Collection entries
- - -

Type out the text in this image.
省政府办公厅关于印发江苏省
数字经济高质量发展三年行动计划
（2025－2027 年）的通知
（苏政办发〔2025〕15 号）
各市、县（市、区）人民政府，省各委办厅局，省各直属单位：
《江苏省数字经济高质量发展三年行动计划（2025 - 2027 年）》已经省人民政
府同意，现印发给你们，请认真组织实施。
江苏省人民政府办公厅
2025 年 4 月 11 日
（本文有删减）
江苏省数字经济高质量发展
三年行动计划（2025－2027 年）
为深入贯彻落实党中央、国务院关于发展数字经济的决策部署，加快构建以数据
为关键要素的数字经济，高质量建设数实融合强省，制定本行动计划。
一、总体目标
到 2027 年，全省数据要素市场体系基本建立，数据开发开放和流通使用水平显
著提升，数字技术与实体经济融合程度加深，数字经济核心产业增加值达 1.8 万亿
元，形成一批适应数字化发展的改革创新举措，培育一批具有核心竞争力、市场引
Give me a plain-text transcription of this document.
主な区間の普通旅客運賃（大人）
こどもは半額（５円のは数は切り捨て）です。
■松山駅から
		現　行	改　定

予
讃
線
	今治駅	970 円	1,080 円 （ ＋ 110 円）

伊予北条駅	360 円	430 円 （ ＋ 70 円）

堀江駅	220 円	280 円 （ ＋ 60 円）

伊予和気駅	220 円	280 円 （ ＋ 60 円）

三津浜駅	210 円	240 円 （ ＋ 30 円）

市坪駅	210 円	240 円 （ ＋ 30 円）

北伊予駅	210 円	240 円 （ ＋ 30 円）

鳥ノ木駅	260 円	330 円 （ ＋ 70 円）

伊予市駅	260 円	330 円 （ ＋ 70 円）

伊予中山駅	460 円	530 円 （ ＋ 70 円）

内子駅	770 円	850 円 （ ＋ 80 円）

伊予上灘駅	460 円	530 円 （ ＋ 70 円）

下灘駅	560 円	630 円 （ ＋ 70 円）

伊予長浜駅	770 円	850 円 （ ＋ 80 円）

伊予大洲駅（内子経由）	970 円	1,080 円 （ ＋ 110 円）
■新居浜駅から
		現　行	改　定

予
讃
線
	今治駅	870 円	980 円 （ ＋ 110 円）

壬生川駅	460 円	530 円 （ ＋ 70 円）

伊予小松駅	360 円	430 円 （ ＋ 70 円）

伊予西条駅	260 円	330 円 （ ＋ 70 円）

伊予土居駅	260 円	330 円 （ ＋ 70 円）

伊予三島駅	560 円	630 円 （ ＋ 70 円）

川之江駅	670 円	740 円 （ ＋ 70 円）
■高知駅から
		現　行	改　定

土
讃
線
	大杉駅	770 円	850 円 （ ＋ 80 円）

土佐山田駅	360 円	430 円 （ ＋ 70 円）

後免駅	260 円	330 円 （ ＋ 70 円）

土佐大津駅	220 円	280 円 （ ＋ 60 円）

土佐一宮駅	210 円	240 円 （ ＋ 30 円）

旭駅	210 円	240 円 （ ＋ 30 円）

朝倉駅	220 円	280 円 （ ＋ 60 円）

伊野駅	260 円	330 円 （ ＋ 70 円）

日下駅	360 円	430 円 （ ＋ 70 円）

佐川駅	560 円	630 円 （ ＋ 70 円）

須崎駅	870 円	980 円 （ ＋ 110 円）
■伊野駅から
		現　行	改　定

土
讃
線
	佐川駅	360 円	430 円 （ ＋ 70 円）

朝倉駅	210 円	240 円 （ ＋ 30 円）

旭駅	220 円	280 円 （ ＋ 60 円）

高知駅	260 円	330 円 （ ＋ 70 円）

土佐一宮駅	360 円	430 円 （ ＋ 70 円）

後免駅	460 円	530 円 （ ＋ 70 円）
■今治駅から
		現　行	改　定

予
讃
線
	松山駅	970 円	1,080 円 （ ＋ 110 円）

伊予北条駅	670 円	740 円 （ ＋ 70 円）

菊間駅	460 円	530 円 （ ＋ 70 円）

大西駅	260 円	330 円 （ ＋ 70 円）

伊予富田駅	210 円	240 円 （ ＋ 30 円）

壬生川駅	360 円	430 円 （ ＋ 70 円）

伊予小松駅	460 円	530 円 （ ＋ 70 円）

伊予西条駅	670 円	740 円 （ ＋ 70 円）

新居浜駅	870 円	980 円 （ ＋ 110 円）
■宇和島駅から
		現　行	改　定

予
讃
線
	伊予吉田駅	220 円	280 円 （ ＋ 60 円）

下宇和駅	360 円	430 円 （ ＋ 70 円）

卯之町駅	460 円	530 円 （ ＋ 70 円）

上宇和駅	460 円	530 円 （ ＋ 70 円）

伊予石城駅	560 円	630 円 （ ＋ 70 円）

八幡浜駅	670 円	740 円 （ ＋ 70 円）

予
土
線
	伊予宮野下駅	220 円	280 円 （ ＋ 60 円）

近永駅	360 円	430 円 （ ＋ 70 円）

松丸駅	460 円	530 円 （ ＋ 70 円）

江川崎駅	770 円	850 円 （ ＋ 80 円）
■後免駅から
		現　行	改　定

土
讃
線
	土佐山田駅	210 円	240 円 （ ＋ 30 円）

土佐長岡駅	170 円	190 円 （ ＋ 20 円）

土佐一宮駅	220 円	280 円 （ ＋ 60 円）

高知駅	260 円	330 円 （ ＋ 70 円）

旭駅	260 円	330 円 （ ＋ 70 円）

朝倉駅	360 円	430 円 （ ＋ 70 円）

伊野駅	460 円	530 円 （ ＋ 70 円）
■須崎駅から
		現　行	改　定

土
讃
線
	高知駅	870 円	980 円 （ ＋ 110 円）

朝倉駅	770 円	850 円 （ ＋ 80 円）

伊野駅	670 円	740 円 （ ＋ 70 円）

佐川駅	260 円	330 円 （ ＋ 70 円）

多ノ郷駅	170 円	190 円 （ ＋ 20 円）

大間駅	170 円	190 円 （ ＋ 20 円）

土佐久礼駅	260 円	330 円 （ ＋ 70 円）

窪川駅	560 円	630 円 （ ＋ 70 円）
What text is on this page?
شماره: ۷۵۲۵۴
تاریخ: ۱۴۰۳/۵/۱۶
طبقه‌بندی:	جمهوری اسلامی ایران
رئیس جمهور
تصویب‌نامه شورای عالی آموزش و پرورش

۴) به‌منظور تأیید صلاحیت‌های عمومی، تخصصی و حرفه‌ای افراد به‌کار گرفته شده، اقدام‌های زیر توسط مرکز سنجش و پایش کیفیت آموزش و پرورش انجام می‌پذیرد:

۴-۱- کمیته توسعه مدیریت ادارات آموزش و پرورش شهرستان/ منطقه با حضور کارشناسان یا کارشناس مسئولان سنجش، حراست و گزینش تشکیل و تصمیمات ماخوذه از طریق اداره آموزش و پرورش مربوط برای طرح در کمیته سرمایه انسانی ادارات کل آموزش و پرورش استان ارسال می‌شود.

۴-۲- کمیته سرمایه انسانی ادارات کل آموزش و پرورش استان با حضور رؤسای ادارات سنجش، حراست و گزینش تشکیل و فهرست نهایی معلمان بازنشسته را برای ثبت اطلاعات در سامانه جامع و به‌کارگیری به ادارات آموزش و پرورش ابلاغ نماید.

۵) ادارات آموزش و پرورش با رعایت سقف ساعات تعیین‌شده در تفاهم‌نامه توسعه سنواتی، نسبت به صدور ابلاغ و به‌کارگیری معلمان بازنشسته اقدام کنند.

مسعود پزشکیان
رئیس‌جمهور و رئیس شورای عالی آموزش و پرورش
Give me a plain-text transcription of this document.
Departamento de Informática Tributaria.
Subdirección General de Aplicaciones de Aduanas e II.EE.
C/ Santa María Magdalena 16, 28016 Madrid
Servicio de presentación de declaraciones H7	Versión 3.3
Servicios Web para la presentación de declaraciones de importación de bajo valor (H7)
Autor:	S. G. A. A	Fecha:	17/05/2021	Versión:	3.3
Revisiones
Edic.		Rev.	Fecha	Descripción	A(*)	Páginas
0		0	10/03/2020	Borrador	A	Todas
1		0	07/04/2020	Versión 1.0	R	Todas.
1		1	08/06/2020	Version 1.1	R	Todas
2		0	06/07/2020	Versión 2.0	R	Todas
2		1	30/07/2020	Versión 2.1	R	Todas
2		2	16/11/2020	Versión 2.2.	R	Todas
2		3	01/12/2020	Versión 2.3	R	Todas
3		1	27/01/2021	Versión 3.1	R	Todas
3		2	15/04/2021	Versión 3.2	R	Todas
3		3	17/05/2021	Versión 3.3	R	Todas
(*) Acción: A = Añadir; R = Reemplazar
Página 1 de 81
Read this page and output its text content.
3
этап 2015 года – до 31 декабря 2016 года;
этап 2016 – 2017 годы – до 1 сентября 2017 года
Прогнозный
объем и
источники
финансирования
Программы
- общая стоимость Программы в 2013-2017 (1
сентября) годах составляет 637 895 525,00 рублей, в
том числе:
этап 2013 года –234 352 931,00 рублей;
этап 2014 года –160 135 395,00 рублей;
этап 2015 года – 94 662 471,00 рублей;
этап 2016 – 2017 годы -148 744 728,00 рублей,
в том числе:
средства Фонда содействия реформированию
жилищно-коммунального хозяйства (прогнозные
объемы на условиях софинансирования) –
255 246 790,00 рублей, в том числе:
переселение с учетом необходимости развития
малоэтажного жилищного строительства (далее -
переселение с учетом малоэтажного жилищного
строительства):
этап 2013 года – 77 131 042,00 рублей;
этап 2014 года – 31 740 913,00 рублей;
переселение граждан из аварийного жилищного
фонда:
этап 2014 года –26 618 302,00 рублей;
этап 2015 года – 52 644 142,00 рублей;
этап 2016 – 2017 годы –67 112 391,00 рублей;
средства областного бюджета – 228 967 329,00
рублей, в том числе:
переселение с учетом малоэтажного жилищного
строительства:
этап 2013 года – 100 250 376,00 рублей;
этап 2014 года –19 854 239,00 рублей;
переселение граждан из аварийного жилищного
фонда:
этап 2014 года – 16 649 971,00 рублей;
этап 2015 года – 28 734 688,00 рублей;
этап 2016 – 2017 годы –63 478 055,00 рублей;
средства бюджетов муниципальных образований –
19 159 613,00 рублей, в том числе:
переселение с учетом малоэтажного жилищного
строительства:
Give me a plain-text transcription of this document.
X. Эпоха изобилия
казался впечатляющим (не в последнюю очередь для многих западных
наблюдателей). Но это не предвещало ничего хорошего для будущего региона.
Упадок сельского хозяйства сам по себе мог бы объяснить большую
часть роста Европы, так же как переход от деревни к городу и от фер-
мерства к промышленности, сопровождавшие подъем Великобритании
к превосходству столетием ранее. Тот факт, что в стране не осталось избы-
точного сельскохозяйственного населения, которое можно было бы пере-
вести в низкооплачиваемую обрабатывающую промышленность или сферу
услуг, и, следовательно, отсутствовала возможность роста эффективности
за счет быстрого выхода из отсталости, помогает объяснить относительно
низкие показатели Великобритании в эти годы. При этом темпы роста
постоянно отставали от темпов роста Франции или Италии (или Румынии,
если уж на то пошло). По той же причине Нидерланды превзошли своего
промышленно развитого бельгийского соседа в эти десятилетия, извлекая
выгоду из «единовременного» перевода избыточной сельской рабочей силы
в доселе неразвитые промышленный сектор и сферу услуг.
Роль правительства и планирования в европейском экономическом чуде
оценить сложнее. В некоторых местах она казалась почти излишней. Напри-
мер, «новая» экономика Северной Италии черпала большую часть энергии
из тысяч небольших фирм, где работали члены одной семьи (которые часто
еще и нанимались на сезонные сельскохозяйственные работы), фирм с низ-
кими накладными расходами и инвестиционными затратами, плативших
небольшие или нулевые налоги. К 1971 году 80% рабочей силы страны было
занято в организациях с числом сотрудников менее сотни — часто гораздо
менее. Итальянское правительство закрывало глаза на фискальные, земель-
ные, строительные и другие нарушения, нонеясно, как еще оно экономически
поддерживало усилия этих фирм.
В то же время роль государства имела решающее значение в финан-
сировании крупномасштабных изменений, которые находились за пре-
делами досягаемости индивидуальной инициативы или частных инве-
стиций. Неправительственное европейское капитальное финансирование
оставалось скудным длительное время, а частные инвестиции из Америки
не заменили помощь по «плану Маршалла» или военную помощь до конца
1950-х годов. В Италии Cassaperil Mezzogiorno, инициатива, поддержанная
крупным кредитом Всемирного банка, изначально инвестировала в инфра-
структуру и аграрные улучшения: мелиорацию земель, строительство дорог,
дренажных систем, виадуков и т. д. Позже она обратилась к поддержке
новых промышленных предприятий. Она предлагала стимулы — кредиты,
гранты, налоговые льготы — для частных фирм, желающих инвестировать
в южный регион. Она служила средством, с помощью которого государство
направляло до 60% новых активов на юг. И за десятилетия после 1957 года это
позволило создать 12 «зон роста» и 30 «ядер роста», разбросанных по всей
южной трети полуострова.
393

- - -

### Exercise
Pull every line containing "declaraciones" from the material above.

### Exercise answer
Servicio de presentación de declaraciones H7	Versión 3.3
Servicios Web para la presentación de declaraciones de importación de bajo valor (H7)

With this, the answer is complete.